-- Exercise details --
Every entry should be repeated exactly. Omit the pictures.
[START Material]
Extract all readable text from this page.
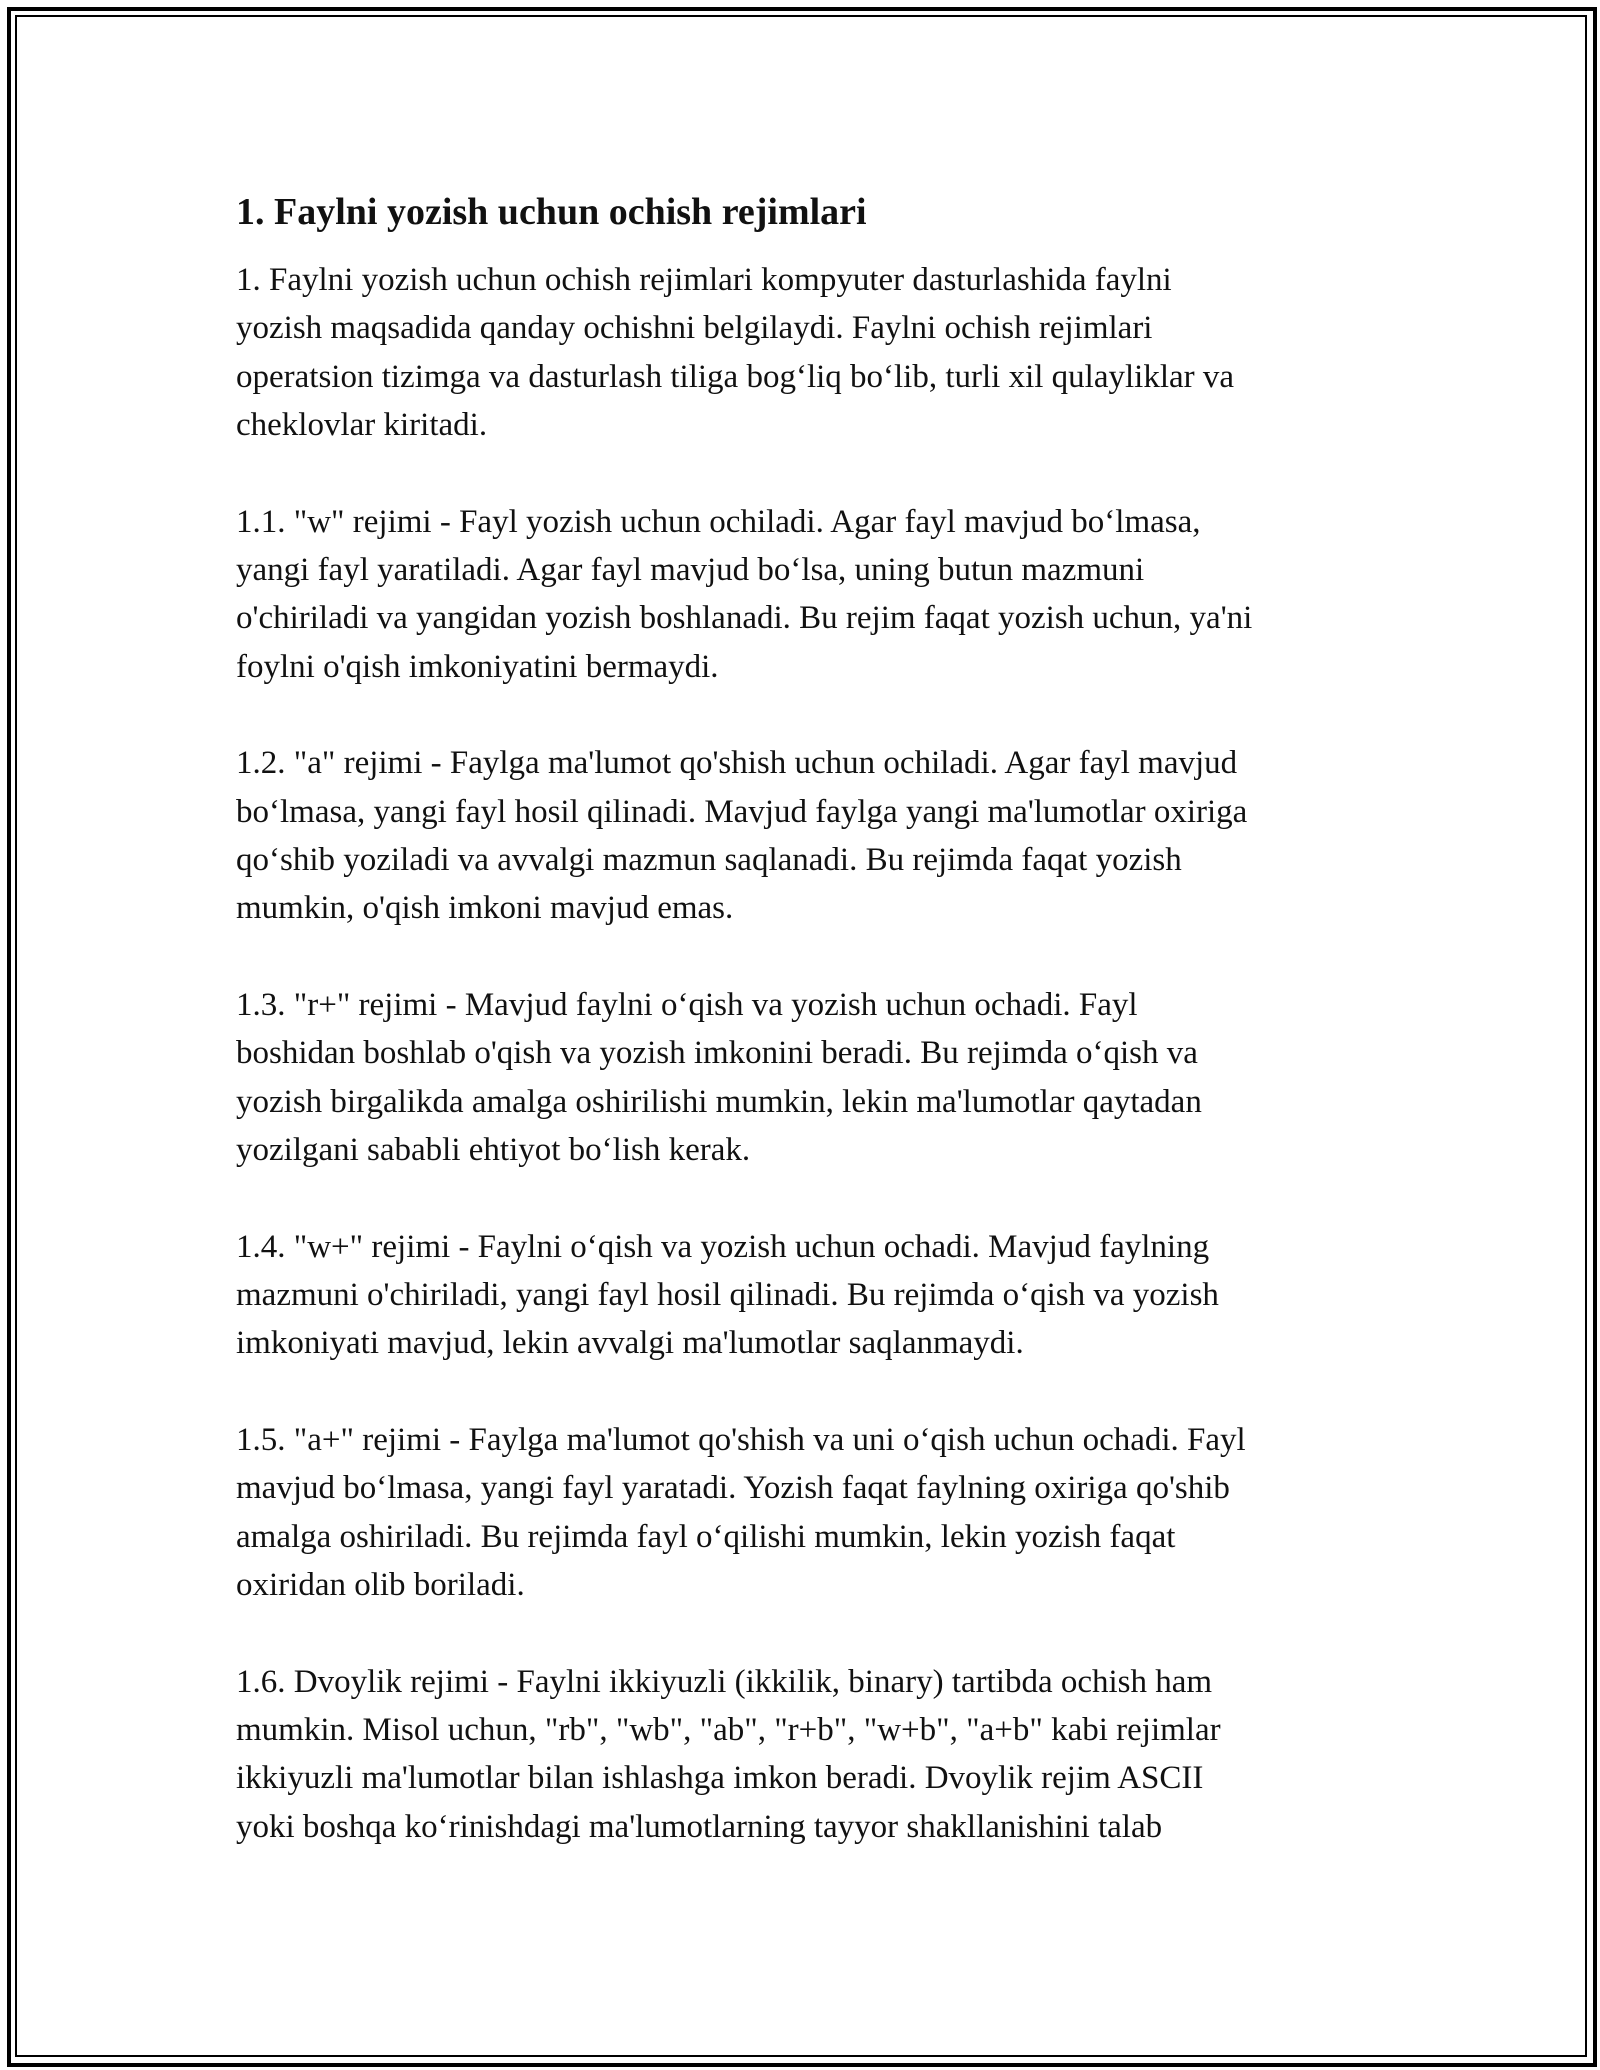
1. Faylni yozish uchun ochish rejimlari
1. Faylni yozish uchun ochish rejimlari kompyuter dasturlashida faylni
yozish maqsadida qanday ochishni belgilaydi. Faylni ochish rejimlari
operatsion tizimga va dasturlash tiliga bog‘liq bo‘lib, turli xil qulayliklar va
cheklovlar kiritadi.
1.1. "w" rejimi - Fayl yozish uchun ochiladi. Agar fayl mavjud bo‘lmasa,
yangi fayl yaratiladi. Agar fayl mavjud bo‘lsa, uning butun mazmuni
o'chiriladi va yangidan yozish boshlanadi. Bu rejim faqat yozish uchun, ya'ni
foylni o'qish imkoniyatini bermaydi.
1.2. "a" rejimi - Faylga ma'lumot qo'shish uchun ochiladi. Agar fayl mavjud
bo‘lmasa, yangi fayl hosil qilinadi. Mavjud faylga yangi ma'lumotlar oxiriga
qo‘shib yoziladi va avvalgi mazmun saqlanadi. Bu rejimda faqat yozish
mumkin, o'qish imkoni mavjud emas.
1.3. "r+" rejimi - Mavjud faylni o‘qish va yozish uchun ochadi. Fayl
boshidan boshlab o'qish va yozish imkonini beradi. Bu rejimda o‘qish va
yozish birgalikda amalga oshirilishi mumkin, lekin ma'lumotlar qaytadan
yozilgani sababli ehtiyot bo‘lish kerak.
1.4. "w+" rejimi - Faylni o‘qish va yozish uchun ochadi. Mavjud faylning
mazmuni o'chiriladi, yangi fayl hosil qilinadi. Bu rejimda o‘qish va yozish
imkoniyati mavjud, lekin avvalgi ma'lumotlar saqlanmaydi.
1.5. "a+" rejimi - Faylga ma'lumot qo'shish va uni o‘qish uchun ochadi. Fayl
mavjud bo‘lmasa, yangi fayl yaratadi. Yozish faqat faylning oxiriga qo'shib
amalga oshiriladi. Bu rejimda fayl o‘qilishi mumkin, lekin yozish faqat
oxiridan olib boriladi.
1.6. Dvoylik rejimi - Faylni ikkiyuzli (ikkilik, binary) tartibda ochish ham
mumkin. Misol uchun, "rb", "wb", "ab", "r+b", "w+b", "a+b" kabi rejimlar
ikkiyuzli ma'lumotlar bilan ishlashga imkon beradi. Dvoylik rejim ASCII
yoki boshqa ko‘rinishdagi ma'lumotlarning tayyor shakllanishini talab
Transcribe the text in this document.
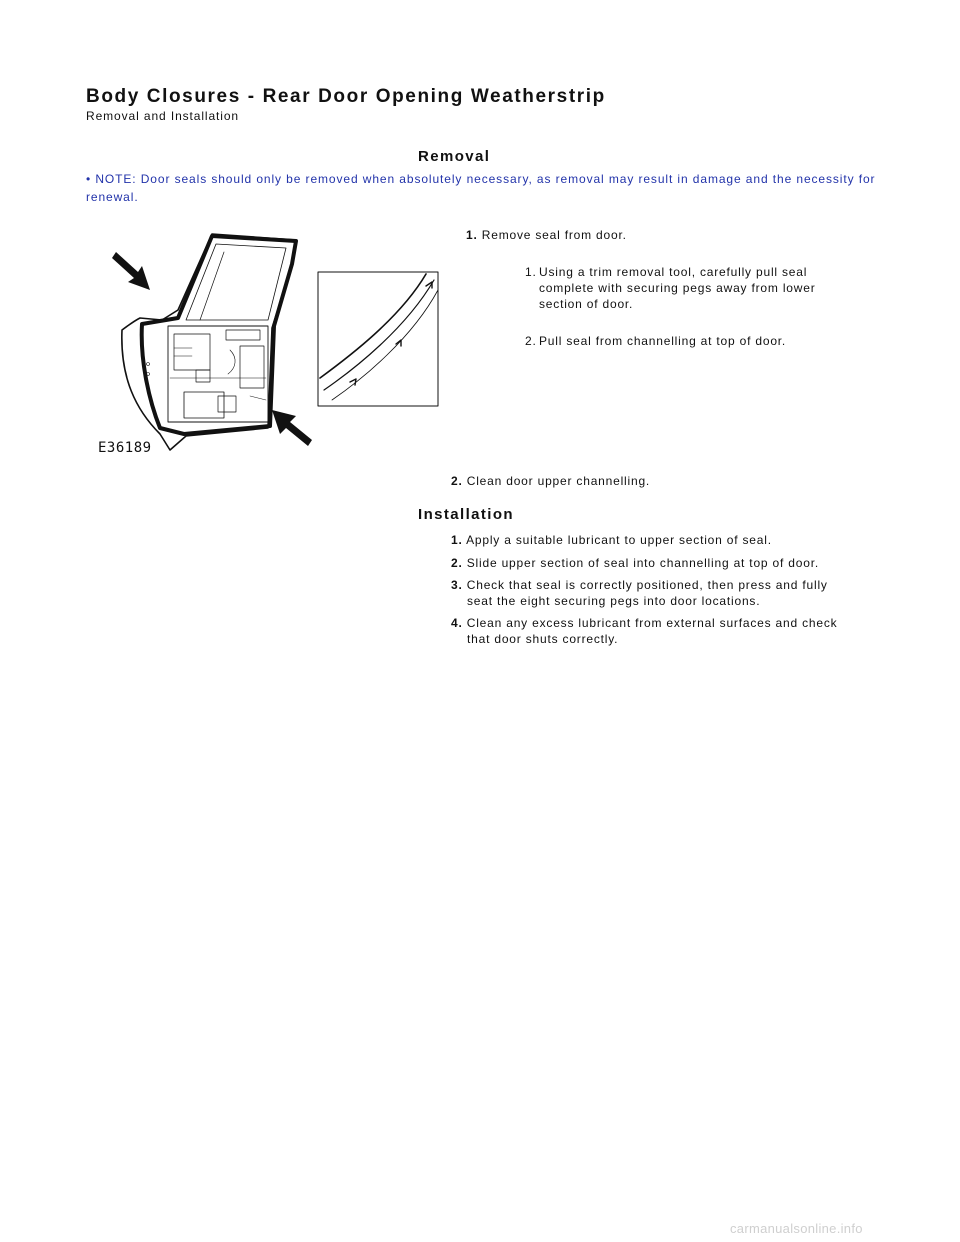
Body Closures - Rear Door Opening Weatherstrip
Removal and Installation
Removal
• NOTE: Door seals should only be removed when absolutely necessary, as removal may result in damage and the necessity for renewal.
E36189
1. Remove seal from door.
1. Using a trim removal tool, carefully pull seal
complete with securing pegs away from lower
section of door.
2. Pull seal from channelling at top of door.
2. Clean door upper channelling.
Installation
1. Apply a suitable lubricant to upper section of seal.
2. Slide upper section of seal into channelling at top of door.
3. Check that seal is correctly positioned, then press and fully
seat the eight securing pegs into door locations.
4. Clean any excess lubricant from external surfaces and check
that door shuts correctly.
carmanualsonline.info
[END Material]
-- Full solution --
Extract all readable text from this page.
1. Faylni yozish uchun ochish rejimlari
1. Faylni yozish uchun ochish rejimlari kompyuter dasturlashida faylni
yozish maqsadida qanday ochishni belgilaydi. Faylni ochish rejimlari
operatsion tizimga va dasturlash tiliga bog‘liq bo‘lib, turli xil qulayliklar va
cheklovlar kiritadi.
1.1. "w" rejimi - Fayl yozish uchun ochiladi. Agar fayl mavjud bo‘lmasa,
yangi fayl yaratiladi. Agar fayl mavjud bo‘lsa, uning butun mazmuni
o'chiriladi va yangidan yozish boshlanadi. Bu rejim faqat yozish uchun, ya'ni
foylni o'qish imkoniyatini bermaydi.
1.2. "a" rejimi - Faylga ma'lumot qo'shish uchun ochiladi. Agar fayl mavjud
bo‘lmasa, yangi fayl hosil qilinadi. Mavjud faylga yangi ma'lumotlar oxiriga
qo‘shib yoziladi va avvalgi mazmun saqlanadi. Bu rejimda faqat yozish
mumkin, o'qish imkoni mavjud emas.
1.3. "r+" rejimi - Mavjud faylni o‘qish va yozish uchun ochadi. Fayl
boshidan boshlab o'qish va yozish imkonini beradi. Bu rejimda o‘qish va
yozish birgalikda amalga oshirilishi mumkin, lekin ma'lumotlar qaytadan
yozilgani sababli ehtiyot bo‘lish kerak.
1.4. "w+" rejimi - Faylni o‘qish va yozish uchun ochadi. Mavjud faylning
mazmuni o'chiriladi, yangi fayl hosil qilinadi. Bu rejimda o‘qish va yozish
imkoniyati mavjud, lekin avvalgi ma'lumotlar saqlanmaydi.
1.5. "a+" rejimi - Faylga ma'lumot qo'shish va uni o‘qish uchun ochadi. Fayl
mavjud bo‘lmasa, yangi fayl yaratadi. Yozish faqat faylning oxiriga qo'shib
amalga oshiriladi. Bu rejimda fayl o‘qilishi mumkin, lekin yozish faqat
oxiridan olib boriladi.
1.6. Dvoylik rejimi - Faylni ikkiyuzli (ikkilik, binary) tartibda ochish ham
mumkin. Misol uchun, "rb", "wb", "ab", "r+b", "w+b", "a+b" kabi rejimlar
ikkiyuzli ma'lumotlar bilan ishlashga imkon beradi. Dvoylik rejim ASCII
yoki boshqa ko‘rinishdagi ma'lumotlarning tayyor shakllanishini talab
Transcribe the text in this document.
Body Closures - Rear Door Opening Weatherstrip
Removal and Installation
Removal
• NOTE: Door seals should only be removed when absolutely necessary, as removal may result in damage and the necessity for renewal.
E36189
1. Remove seal from door.
1. Using a trim removal tool, carefully pull seal
complete with securing pegs away from lower
section of door.
2. Pull seal from channelling at top of door.
2. Clean door upper channelling.
Installation
1. Apply a suitable lubricant to upper section of seal.
2. Slide upper section of seal into channelling at top of door.
3. Check that seal is correctly positioned, then press and fully
seat the eight securing pegs into door locations.
4. Clean any excess lubricant from external surfaces and check
that door shuts correctly.
carmanualsonline.info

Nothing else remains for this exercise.